──────── Data supplied ────────
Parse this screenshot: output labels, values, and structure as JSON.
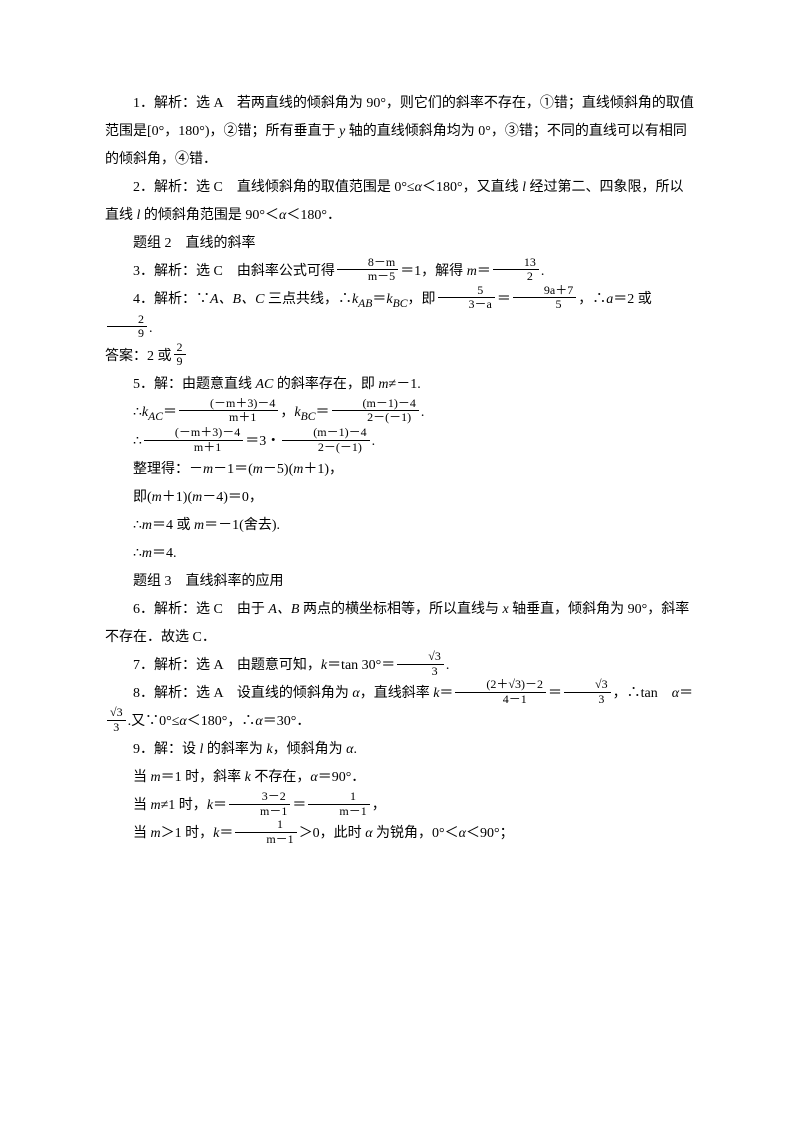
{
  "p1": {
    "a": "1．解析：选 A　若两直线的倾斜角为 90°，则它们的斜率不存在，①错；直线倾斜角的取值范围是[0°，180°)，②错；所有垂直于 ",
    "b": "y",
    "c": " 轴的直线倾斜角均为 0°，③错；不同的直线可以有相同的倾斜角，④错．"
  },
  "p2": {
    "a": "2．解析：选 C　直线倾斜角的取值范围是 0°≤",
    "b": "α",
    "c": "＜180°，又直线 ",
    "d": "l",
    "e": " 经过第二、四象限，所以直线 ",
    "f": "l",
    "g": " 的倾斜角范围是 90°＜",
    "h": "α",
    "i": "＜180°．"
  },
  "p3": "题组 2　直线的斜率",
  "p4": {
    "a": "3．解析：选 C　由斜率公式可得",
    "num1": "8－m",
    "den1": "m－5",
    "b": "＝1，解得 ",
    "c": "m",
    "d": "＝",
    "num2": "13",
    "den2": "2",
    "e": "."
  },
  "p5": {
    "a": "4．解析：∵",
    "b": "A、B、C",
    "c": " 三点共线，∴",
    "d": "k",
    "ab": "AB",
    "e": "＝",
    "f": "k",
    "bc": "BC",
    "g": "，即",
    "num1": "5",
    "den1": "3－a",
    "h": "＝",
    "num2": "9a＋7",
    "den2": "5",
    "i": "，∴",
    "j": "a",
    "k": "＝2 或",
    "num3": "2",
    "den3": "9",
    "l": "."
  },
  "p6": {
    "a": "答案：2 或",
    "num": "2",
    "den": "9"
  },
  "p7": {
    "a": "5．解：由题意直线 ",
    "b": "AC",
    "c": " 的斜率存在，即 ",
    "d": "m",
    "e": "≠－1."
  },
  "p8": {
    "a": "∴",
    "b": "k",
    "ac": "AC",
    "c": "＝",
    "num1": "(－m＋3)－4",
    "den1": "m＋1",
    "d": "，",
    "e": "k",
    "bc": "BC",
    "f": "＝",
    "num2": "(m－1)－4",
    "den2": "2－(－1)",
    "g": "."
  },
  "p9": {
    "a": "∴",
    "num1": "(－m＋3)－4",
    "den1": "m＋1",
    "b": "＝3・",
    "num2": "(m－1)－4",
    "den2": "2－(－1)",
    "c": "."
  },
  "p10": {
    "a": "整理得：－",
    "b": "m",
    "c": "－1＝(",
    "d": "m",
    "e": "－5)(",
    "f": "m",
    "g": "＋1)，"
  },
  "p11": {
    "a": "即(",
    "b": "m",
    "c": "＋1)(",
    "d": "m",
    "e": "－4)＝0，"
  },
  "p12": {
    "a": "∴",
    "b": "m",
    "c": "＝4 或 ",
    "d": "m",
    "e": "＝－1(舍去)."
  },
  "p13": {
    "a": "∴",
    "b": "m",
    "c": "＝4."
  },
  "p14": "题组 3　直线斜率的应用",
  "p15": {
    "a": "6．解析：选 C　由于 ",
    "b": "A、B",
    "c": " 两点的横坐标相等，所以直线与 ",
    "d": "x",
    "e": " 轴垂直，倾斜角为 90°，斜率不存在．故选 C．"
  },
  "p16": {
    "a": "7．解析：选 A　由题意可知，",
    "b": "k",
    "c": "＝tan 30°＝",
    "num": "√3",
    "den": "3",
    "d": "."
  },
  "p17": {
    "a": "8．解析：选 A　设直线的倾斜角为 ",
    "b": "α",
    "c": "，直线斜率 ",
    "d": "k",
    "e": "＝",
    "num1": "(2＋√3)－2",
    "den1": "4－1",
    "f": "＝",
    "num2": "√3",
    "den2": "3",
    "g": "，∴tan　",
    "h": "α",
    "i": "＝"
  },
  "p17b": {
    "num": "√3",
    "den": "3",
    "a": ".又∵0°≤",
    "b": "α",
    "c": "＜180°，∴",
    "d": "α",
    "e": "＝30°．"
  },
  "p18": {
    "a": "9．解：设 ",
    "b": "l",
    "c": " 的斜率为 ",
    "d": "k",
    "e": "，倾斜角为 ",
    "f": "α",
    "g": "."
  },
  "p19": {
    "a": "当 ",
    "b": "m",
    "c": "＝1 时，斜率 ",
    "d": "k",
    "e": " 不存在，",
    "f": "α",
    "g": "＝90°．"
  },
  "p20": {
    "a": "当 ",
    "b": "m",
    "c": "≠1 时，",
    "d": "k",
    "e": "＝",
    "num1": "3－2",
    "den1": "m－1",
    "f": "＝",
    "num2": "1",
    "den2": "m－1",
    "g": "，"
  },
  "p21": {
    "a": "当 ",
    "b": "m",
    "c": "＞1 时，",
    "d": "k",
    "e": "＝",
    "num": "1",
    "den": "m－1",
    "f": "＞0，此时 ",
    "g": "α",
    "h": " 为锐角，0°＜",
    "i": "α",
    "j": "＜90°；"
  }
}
────────
──────── Data supplied ────────
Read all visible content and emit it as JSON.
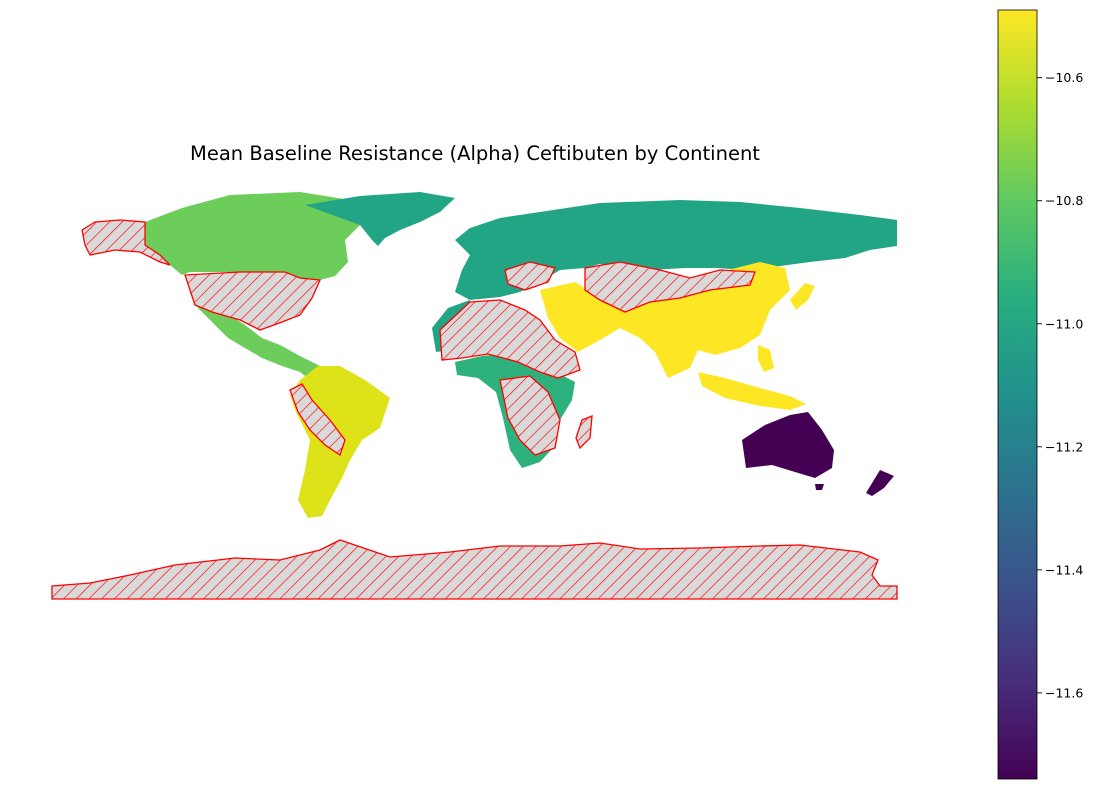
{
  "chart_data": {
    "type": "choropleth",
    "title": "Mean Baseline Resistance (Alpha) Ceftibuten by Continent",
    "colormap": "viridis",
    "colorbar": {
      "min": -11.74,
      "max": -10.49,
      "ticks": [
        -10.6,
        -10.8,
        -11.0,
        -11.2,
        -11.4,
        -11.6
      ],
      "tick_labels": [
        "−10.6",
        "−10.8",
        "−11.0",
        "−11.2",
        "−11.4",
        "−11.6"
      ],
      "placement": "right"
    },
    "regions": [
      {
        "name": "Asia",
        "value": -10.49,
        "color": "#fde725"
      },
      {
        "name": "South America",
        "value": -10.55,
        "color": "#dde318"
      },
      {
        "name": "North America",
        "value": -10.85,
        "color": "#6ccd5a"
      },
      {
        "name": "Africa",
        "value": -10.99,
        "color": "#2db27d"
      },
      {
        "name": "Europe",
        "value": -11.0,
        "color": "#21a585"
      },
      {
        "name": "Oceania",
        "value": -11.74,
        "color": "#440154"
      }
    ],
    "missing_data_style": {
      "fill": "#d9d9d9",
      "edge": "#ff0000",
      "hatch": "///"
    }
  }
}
────────
Aim |
Report all lines of the data above that include the string "JSON".

Solution for this problem |
Parse this screenshot: output labels, values, and structure as JSON.
Read all visible content and emit it as JSON.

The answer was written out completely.